DESCRIPTION OF THE TASK —
Read the records and gather each line that includes "Magnet".

━━━━━ MATERIAL TO PROCESS

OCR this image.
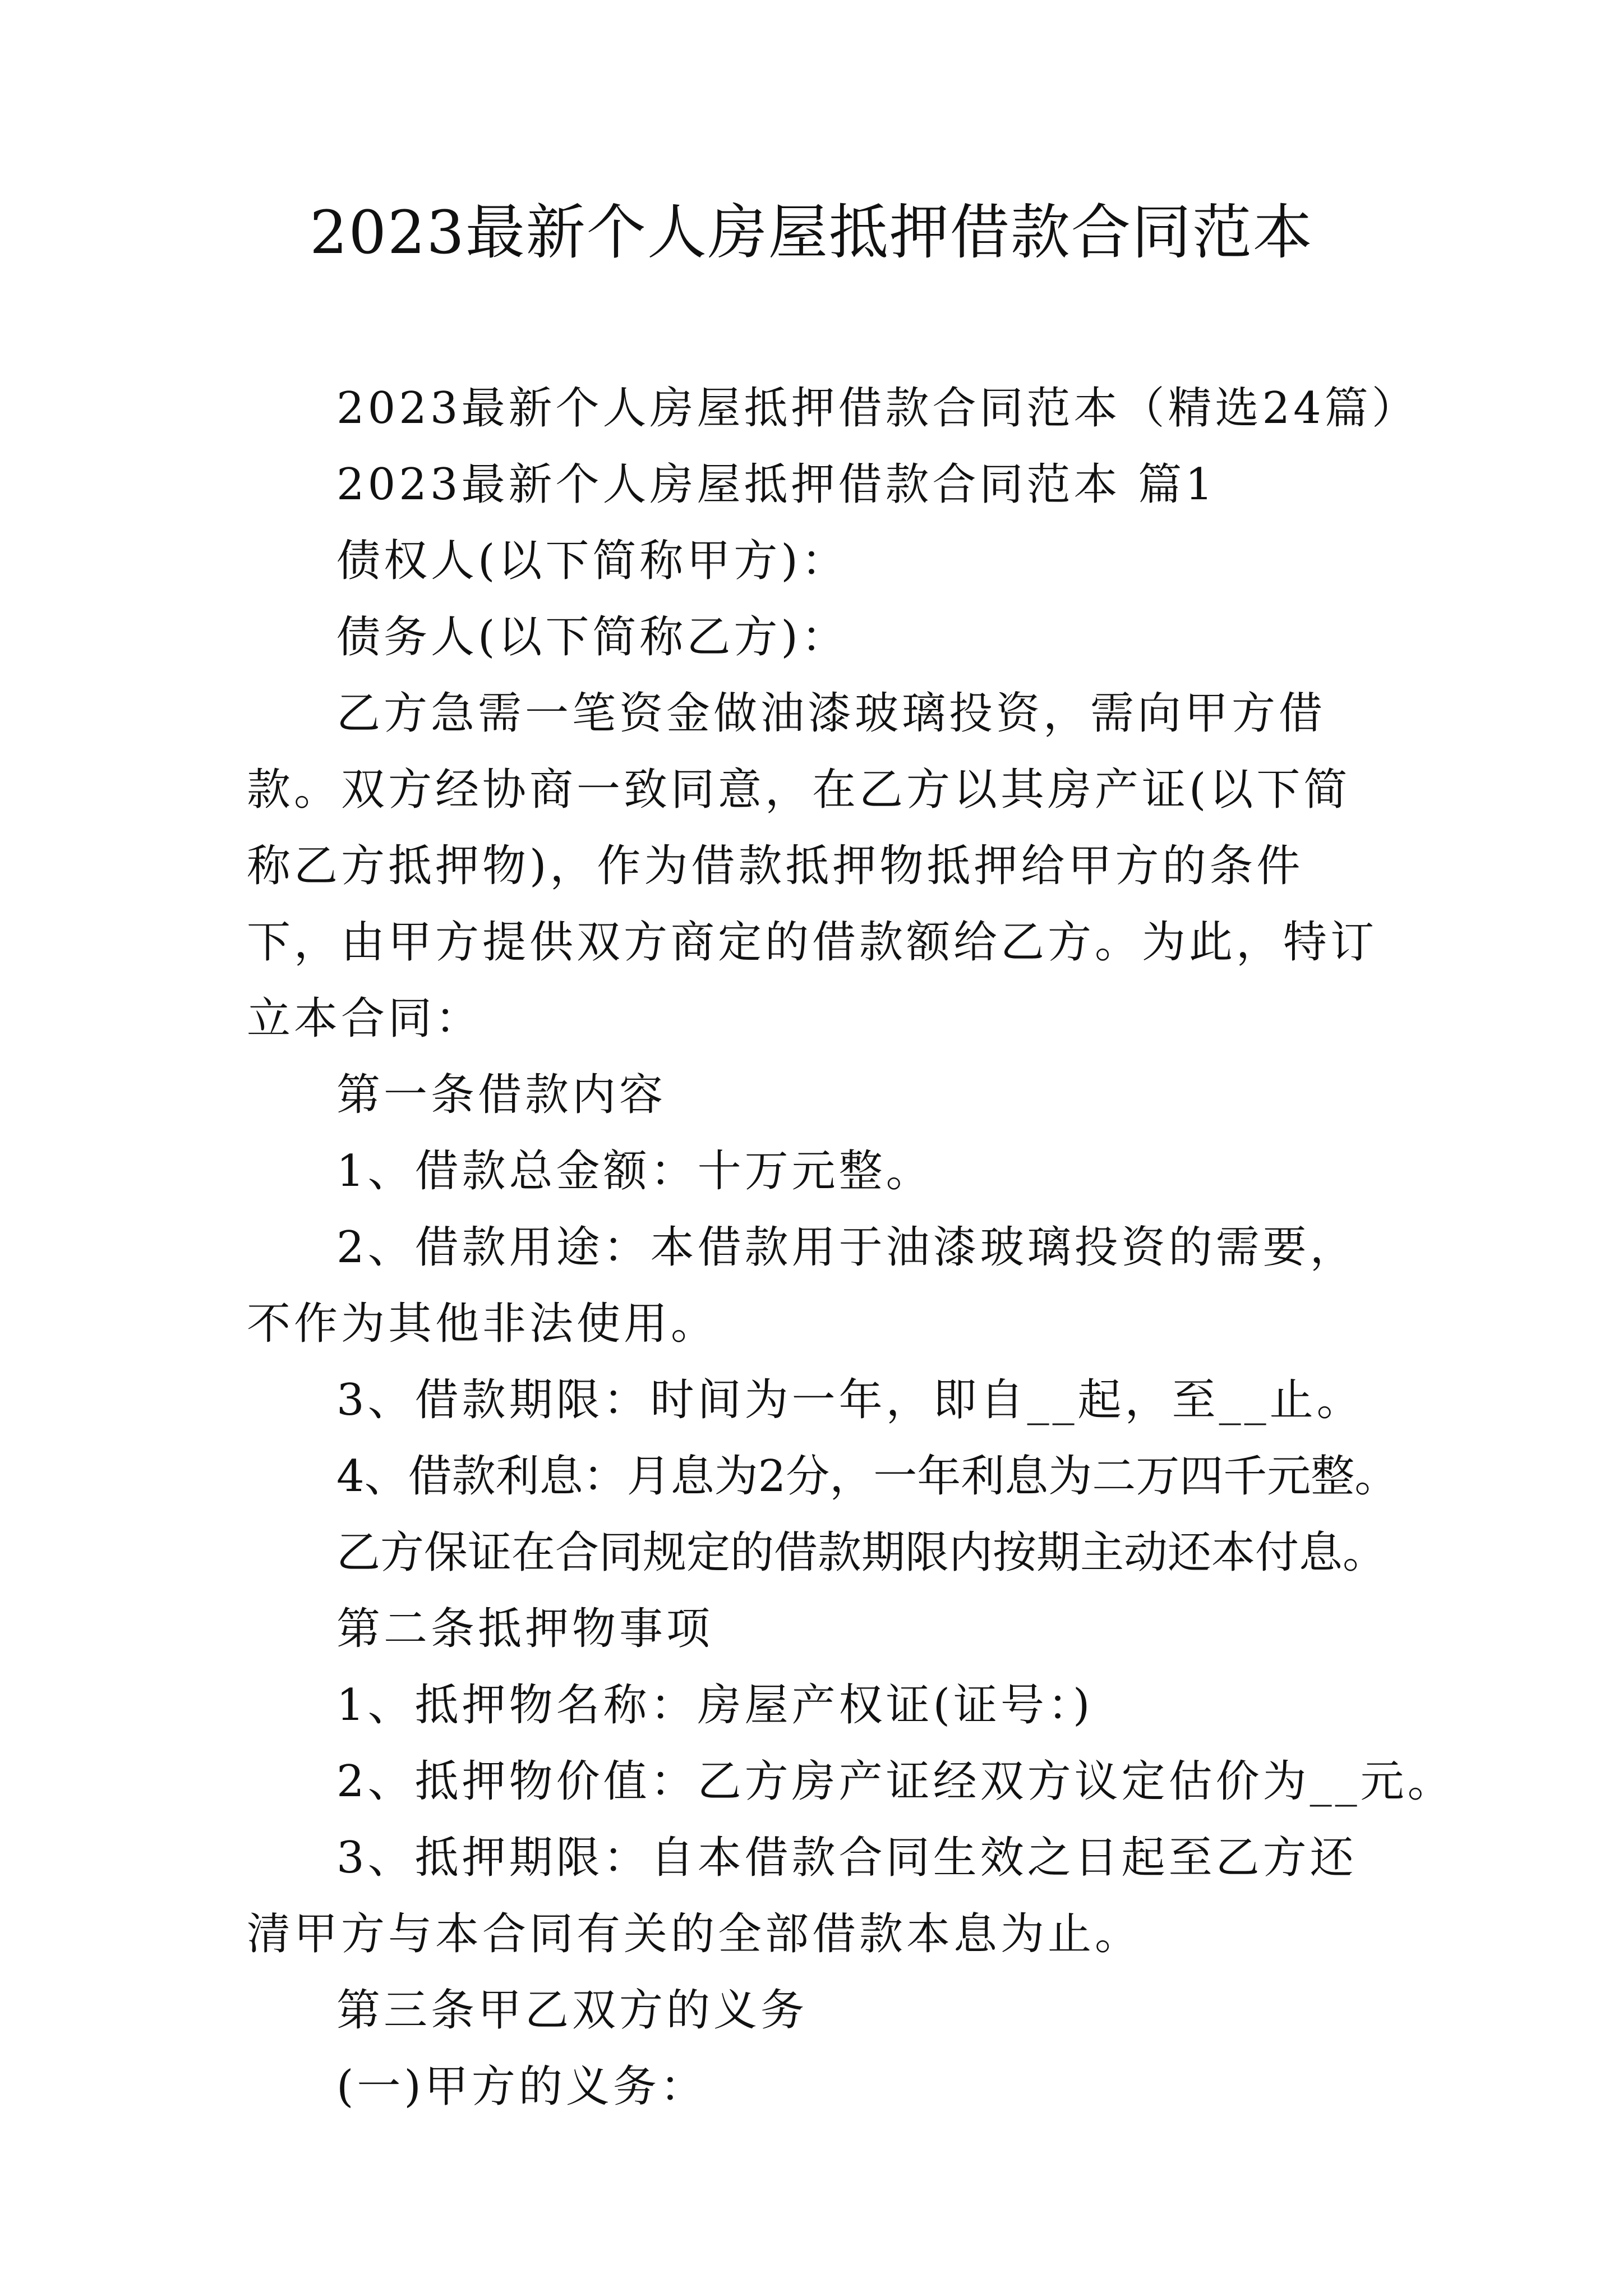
2023最新个人房屋抵押借款合同范本
2023最新个人房屋抵押借款合同范本（精选24篇）
2023最新个人房屋抵押借款合同范本 篇1
债权人(以下简称甲方)：
债务人(以下简称乙方)：
乙方急需一笔资金做油漆玻璃投资，需向甲方借款。双方经协商一致同意，在乙方以其房产证(以下简称乙方抵押物)，作为借款抵押物抵押给甲方的条件下，由甲方提供双方商定的借款额给乙方。为此，特订立本合同：
第一条借款内容
1、借款总金额：十万元整。
2、借款用途：本借款用于油漆玻璃投资的需要，不作为其他非法使用。
3、借款期限：时间为一年，即自__起，至__止。
4、借款利息：月息为2分，一年利息为二万四千元整。
乙方保证在合同规定的借款期限内按期主动还本付息。
第二条抵押物事项
1、抵押物名称：房屋产权证(证号：)
2、抵押物价值：乙方房产证经双方议定估价为__元。
3、抵押期限：自本借款合同生效之日起至乙方还清甲方与本合同有关的全部借款本息为止。
第三条甲乙双方的义务
(一)甲方的义务：
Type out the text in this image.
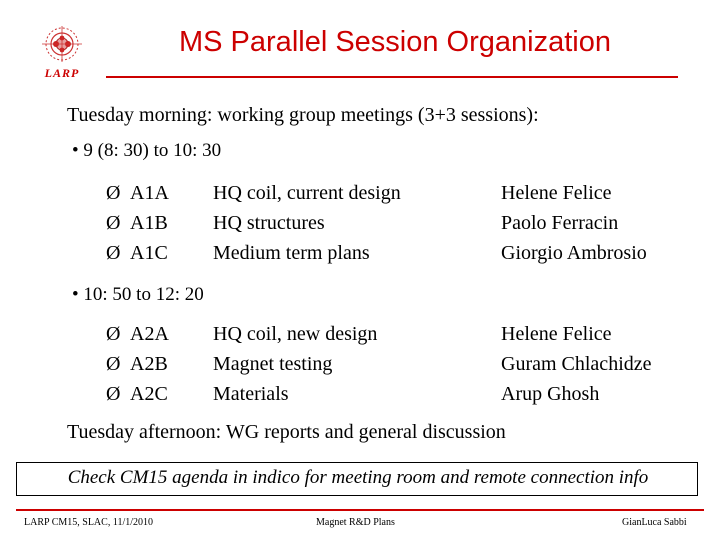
LARP
MS Parallel Session Organization
Tuesday morning: working group meetings (3+3 sessions):
• 9 (8: 30) to 10: 30
Ø A1A HQ coil, current design	Helene Felice
Ø A1B HQ structures	Paolo Ferracin
Ø A1C Medium term plans	Giorgio Ambrosio
• 10: 50 to 12: 20
Ø A2A HQ coil, new design	Helene Felice
Ø A2B Magnet testing	Guram Chlachidze
Ø A2C Materials	Arup Ghosh
Tuesday afternoon: WG reports and general discussion
Check CM15 agenda in indico for meeting room and remote connection info
LARP CM15, SLAC, 11/1/2010	Magnet R&D Plans	GianLuca Sabbi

━━━━━━━━━━

RESULT BELOW —
Ø A2B Magnet testing	Guram Chlachidze
LARP CM15, SLAC, 11/1/2010	Magnet R&D Plans	GianLuca Sabbi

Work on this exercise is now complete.